§ **Task objective**
Transcribe each line of the material as it is, and drop any picture.

(Collected data entries)

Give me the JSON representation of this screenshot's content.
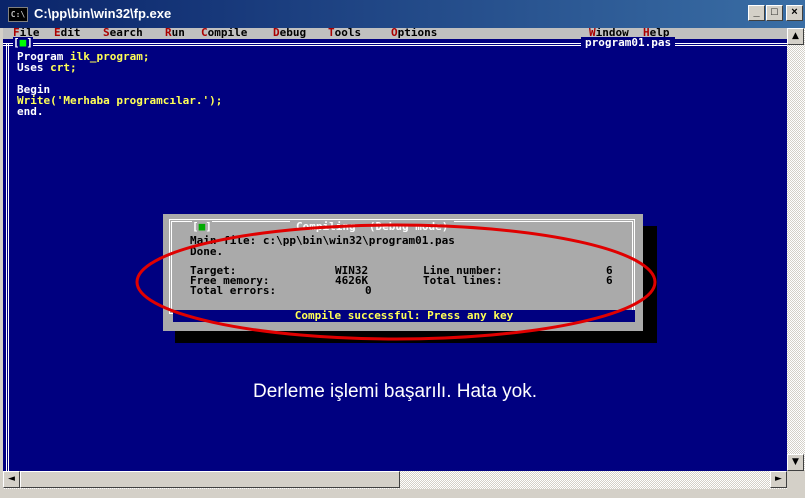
{
  "window": {
    "title": "C:\\pp\\bin\\win32\\fp.exe",
    "icon_text": "C:\\",
    "min_glyph": "_",
    "max_glyph": "□",
    "close_glyph": "×"
  },
  "menu": [
    {
      "hotkey": "F",
      "rest": "ile"
    },
    {
      "hotkey": "E",
      "rest": "dit"
    },
    {
      "hotkey": "S",
      "rest": "earch"
    },
    {
      "hotkey": "R",
      "rest": "un"
    },
    {
      "hotkey": "C",
      "rest": "ompile"
    },
    {
      "hotkey": "D",
      "rest": "ebug"
    },
    {
      "hotkey": "T",
      "rest": "ools"
    },
    {
      "hotkey": "O",
      "rest": "ptions"
    },
    {
      "hotkey": "W",
      "rest": "indow"
    },
    {
      "hotkey": "H",
      "rest": "elp"
    }
  ],
  "editor": {
    "close_left": "[",
    "close_mark": "■",
    "close_right": "]",
    "file_name": "program01.pas",
    "code": {
      "l1_kw": "Program ",
      "l1_id": "ilk_program;",
      "l2_kw": "Uses ",
      "l2_id": "crt;",
      "l4": "Begin",
      "l5_kw": "Write",
      "l5_rest": "('Merhaba programcılar.');",
      "l6": "end."
    }
  },
  "dialog": {
    "close_left": "[",
    "close_mark": "■",
    "close_right": "]",
    "title": "Compiling  (Debug mode)",
    "main_file_label": "Main file: c:\\pp\\bin\\win32\\program01.pas",
    "done": "Done.",
    "target_label": "Target:",
    "target_value": "WIN32",
    "line_number_label": "Line number:",
    "line_number_value": "6",
    "free_memory_label": "Free memory:",
    "free_memory_value": "4626K",
    "total_lines_label": "Total lines:",
    "total_lines_value": "6",
    "total_errors_label": "Total errors:",
    "total_errors_value": "0",
    "status": "Compile successful: Press any key"
  },
  "caption": "Derleme işlemi başarılı. Hata yok.",
  "scrollbars": {
    "up_arrow": "▲",
    "down_arrow": "▼",
    "left_arrow": "◄",
    "right_arrow": "►"
  },
  "colors": {
    "console_bg": "#000080",
    "dialog_bg": "#aaaaaa",
    "annotation": "#e00000"
  }
}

§ **Exercise answer**
Give me the JSON representation of this screenshot's content.
{
  "window": {
    "title": "C:\\pp\\bin\\win32\\fp.exe",
    "icon_text": "C:\\",
    "min_glyph": "_",
    "max_glyph": "□",
    "close_glyph": "×"
  },
  "menu": [
    {
      "hotkey": "F",
      "rest": "ile"
    },
    {
      "hotkey": "E",
      "rest": "dit"
    },
    {
      "hotkey": "S",
      "rest": "earch"
    },
    {
      "hotkey": "R",
      "rest": "un"
    },
    {
      "hotkey": "C",
      "rest": "ompile"
    },
    {
      "hotkey": "D",
      "rest": "ebug"
    },
    {
      "hotkey": "T",
      "rest": "ools"
    },
    {
      "hotkey": "O",
      "rest": "ptions"
    },
    {
      "hotkey": "W",
      "rest": "indow"
    },
    {
      "hotkey": "H",
      "rest": "elp"
    }
  ],
  "editor": {
    "close_left": "[",
    "close_mark": "■",
    "close_right": "]",
    "file_name": "program01.pas",
    "code": {
      "l1_kw": "Program ",
      "l1_id": "ilk_program;",
      "l2_kw": "Uses ",
      "l2_id": "crt;",
      "l4": "Begin",
      "l5_kw": "Write",
      "l5_rest": "('Merhaba programcılar.');",
      "l6": "end."
    }
  },
  "dialog": {
    "close_left": "[",
    "close_mark": "■",
    "close_right": "]",
    "title": "Compiling  (Debug mode)",
    "main_file_label": "Main file: c:\\pp\\bin\\win32\\program01.pas",
    "done": "Done.",
    "target_label": "Target:",
    "target_value": "WIN32",
    "line_number_label": "Line number:",
    "line_number_value": "6",
    "free_memory_label": "Free memory:",
    "free_memory_value": "4626K",
    "total_lines_label": "Total lines:",
    "total_lines_value": "6",
    "total_errors_label": "Total errors:",
    "total_errors_value": "0",
    "status": "Compile successful: Press any key"
  },
  "caption": "Derleme işlemi başarılı. Hata yok.",
  "scrollbars": {
    "up_arrow": "▲",
    "down_arrow": "▼",
    "left_arrow": "◄",
    "right_arrow": "►"
  },
  "colors": {
    "console_bg": "#000080",
    "dialog_bg": "#aaaaaa",
    "annotation": "#e00000"
  }
}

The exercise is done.